# INPUT:
+++++

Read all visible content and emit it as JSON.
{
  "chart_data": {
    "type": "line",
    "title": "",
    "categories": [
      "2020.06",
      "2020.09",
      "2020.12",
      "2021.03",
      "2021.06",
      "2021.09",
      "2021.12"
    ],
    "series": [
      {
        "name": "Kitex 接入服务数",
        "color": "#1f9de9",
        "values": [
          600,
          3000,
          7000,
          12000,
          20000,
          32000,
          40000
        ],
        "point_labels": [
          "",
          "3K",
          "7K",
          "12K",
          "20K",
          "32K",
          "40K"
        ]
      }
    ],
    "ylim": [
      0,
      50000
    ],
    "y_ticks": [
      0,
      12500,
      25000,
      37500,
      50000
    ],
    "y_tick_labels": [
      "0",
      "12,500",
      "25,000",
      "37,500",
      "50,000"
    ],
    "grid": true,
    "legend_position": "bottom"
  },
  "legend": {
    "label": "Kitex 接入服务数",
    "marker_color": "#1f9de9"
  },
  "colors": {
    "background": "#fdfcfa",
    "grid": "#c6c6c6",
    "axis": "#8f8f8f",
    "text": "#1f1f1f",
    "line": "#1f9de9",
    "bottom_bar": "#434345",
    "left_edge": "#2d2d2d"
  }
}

+++++

# AIM OF THE EXERCISE:
Every line above needs to be retyped exactly.

# TASK SOLUTION:
Read all visible content and emit it as JSON.
{
  "chart_data": {
    "type": "line",
    "title": "",
    "categories": [
      "2020.06",
      "2020.09",
      "2020.12",
      "2021.03",
      "2021.06",
      "2021.09",
      "2021.12"
    ],
    "series": [
      {
        "name": "Kitex 接入服务数",
        "color": "#1f9de9",
        "values": [
          600,
          3000,
          7000,
          12000,
          20000,
          32000,
          40000
        ],
        "point_labels": [
          "",
          "3K",
          "7K",
          "12K",
          "20K",
          "32K",
          "40K"
        ]
      }
    ],
    "ylim": [
      0,
      50000
    ],
    "y_ticks": [
      0,
      12500,
      25000,
      37500,
      50000
    ],
    "y_tick_labels": [
      "0",
      "12,500",
      "25,000",
      "37,500",
      "50,000"
    ],
    "grid": true,
    "legend_position": "bottom"
  },
  "legend": {
    "label": "Kitex 接入服务数",
    "marker_color": "#1f9de9"
  },
  "colors": {
    "background": "#fdfcfa",
    "grid": "#c6c6c6",
    "axis": "#8f8f8f",
    "text": "#1f1f1f",
    "line": "#1f9de9",
    "bottom_bar": "#434345",
    "left_edge": "#2d2d2d"
  }
}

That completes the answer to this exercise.